*Problem:* Write out the lines below word for word, beginning at the line that contains "Identify all the" and stopping after the line that contains "data-point-2025 bbox=[1847, 427, 1878, 458]". Leave out the pictures.

*Data listing:*
++++++++++++++++++++

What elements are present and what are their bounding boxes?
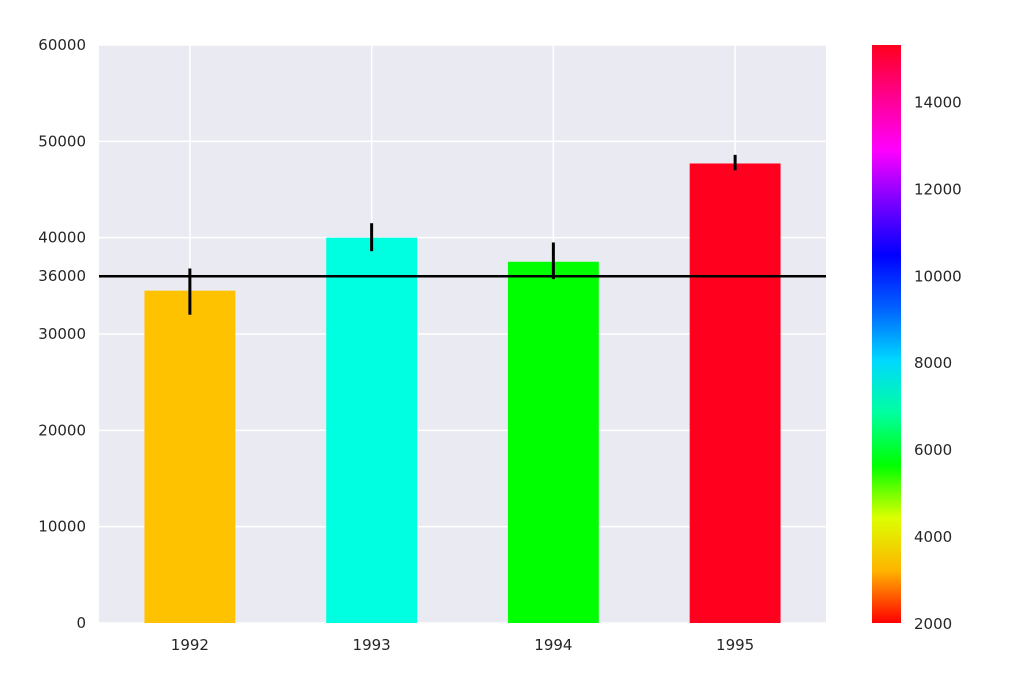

++++++++++++++++++++

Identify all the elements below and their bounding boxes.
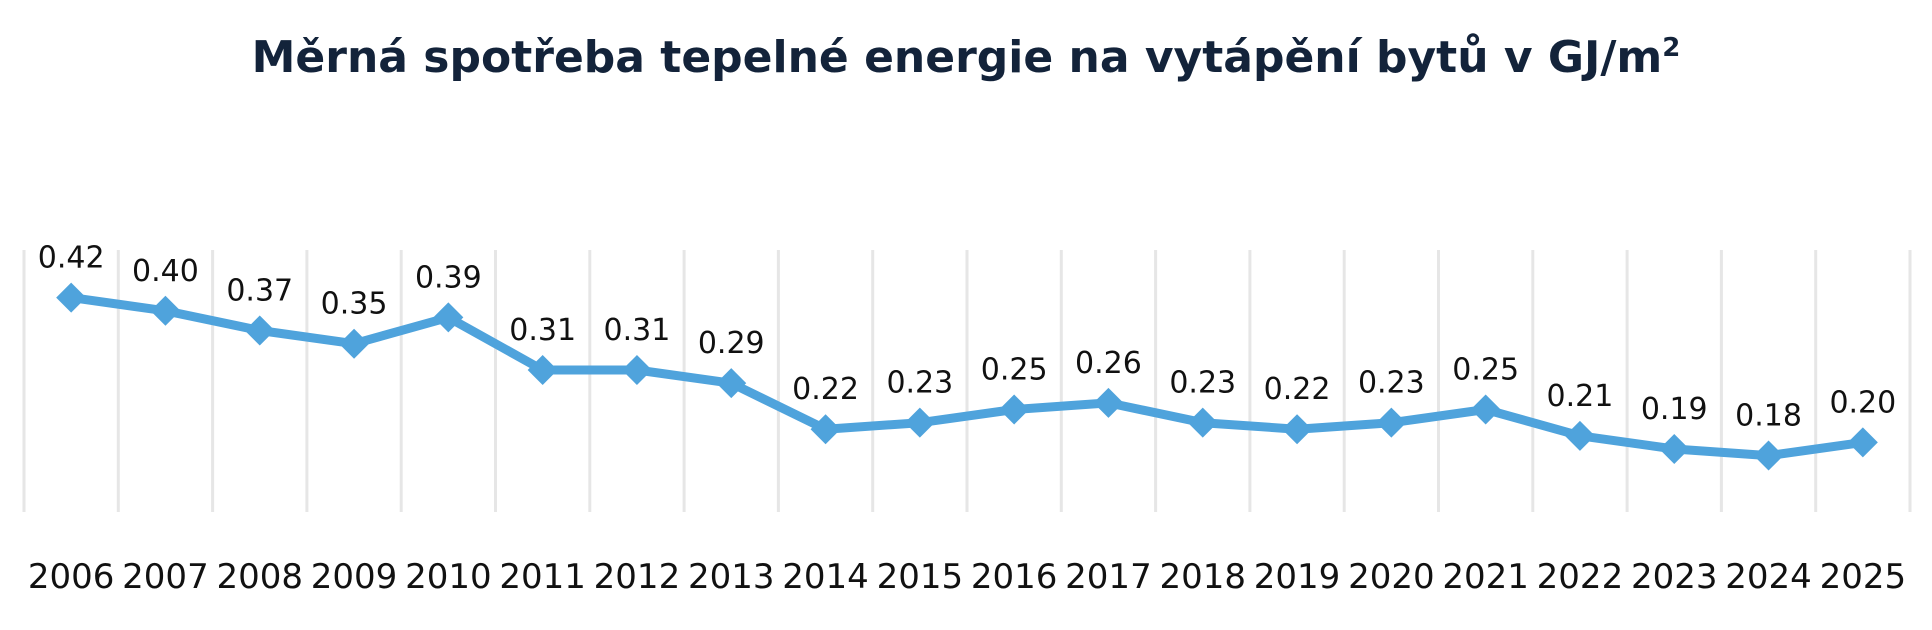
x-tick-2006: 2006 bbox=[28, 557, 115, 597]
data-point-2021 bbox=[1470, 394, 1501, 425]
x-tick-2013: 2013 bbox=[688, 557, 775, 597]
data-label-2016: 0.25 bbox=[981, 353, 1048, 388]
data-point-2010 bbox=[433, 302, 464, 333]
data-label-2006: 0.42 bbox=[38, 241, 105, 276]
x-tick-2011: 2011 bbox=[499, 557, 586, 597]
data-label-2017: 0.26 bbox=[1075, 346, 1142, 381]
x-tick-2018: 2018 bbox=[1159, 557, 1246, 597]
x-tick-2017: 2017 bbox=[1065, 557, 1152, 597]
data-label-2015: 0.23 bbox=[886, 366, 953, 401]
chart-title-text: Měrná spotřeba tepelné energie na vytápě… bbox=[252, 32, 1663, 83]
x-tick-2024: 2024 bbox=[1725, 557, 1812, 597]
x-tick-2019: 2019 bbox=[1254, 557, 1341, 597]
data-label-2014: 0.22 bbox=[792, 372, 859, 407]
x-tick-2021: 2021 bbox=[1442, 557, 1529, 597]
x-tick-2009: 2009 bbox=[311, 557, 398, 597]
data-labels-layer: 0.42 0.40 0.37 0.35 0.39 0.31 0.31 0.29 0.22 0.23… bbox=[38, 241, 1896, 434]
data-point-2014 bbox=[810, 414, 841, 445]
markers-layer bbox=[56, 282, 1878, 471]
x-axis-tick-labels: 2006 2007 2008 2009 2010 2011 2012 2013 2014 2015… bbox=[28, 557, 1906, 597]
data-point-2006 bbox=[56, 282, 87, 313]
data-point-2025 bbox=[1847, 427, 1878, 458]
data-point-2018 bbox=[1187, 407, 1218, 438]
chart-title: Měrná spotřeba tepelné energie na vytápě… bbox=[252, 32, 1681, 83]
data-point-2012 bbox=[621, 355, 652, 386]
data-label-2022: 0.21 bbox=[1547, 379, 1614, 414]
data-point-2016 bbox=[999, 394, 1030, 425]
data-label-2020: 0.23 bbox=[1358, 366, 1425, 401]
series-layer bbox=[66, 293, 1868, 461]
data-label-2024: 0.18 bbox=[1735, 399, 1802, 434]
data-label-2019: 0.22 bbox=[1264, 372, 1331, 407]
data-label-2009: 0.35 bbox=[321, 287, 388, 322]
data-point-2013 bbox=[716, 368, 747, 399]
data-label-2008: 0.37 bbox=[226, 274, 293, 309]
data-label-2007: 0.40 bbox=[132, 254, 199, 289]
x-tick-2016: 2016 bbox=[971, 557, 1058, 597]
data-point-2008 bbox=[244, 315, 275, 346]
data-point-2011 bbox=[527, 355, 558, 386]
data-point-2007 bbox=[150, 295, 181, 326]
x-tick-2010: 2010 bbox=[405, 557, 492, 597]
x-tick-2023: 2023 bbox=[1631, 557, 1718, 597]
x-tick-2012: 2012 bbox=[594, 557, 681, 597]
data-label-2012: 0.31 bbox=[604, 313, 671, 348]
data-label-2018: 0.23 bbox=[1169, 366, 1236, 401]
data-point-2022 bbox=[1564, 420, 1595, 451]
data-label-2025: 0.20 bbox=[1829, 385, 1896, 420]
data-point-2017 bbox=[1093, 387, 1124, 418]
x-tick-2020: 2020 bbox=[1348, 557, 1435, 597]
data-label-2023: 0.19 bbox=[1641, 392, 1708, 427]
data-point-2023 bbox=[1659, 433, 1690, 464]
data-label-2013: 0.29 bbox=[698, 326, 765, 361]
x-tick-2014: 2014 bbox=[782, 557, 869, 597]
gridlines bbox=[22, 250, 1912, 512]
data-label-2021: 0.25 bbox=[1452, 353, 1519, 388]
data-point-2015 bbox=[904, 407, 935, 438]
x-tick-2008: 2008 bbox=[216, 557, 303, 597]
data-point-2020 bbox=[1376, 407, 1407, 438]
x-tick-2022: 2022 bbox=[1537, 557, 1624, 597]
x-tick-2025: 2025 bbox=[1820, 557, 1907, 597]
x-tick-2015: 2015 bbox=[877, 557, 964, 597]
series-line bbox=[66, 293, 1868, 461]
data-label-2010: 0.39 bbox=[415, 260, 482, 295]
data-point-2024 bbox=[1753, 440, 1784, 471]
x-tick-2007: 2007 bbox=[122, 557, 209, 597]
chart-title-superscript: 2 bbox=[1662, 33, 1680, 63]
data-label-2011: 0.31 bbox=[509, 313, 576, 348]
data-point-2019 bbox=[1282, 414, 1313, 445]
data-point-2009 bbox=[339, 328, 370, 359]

++++++++++++++++++++

*Problem solution:*
Identify all the elements below and their bounding boxes.
x-tick-2006: 2006 bbox=[28, 557, 115, 597]
data-point-2021 bbox=[1470, 394, 1501, 425]
x-tick-2013: 2013 bbox=[688, 557, 775, 597]
data-label-2016: 0.25 bbox=[981, 353, 1048, 388]
data-point-2010 bbox=[433, 302, 464, 333]
data-label-2006: 0.42 bbox=[38, 241, 105, 276]
x-tick-2011: 2011 bbox=[499, 557, 586, 597]
data-label-2017: 0.26 bbox=[1075, 346, 1142, 381]
x-tick-2018: 2018 bbox=[1159, 557, 1246, 597]
x-tick-2017: 2017 bbox=[1065, 557, 1152, 597]
data-label-2015: 0.23 bbox=[886, 366, 953, 401]
chart-title-text: Měrná spotřeba tepelné energie na vytápě… bbox=[252, 32, 1663, 83]
x-tick-2024: 2024 bbox=[1725, 557, 1812, 597]
x-tick-2019: 2019 bbox=[1254, 557, 1341, 597]
data-label-2014: 0.22 bbox=[792, 372, 859, 407]
x-tick-2021: 2021 bbox=[1442, 557, 1529, 597]
x-tick-2009: 2009 bbox=[311, 557, 398, 597]
data-labels-layer: 0.42 0.40 0.37 0.35 0.39 0.31 0.31 0.29 0.22 0.23… bbox=[38, 241, 1896, 434]
data-point-2014 bbox=[810, 414, 841, 445]
markers-layer bbox=[56, 282, 1878, 471]
x-axis-tick-labels: 2006 2007 2008 2009 2010 2011 2012 2013 2014 2015… bbox=[28, 557, 1906, 597]
data-point-2006 bbox=[56, 282, 87, 313]
data-point-2025 bbox=[1847, 427, 1878, 458]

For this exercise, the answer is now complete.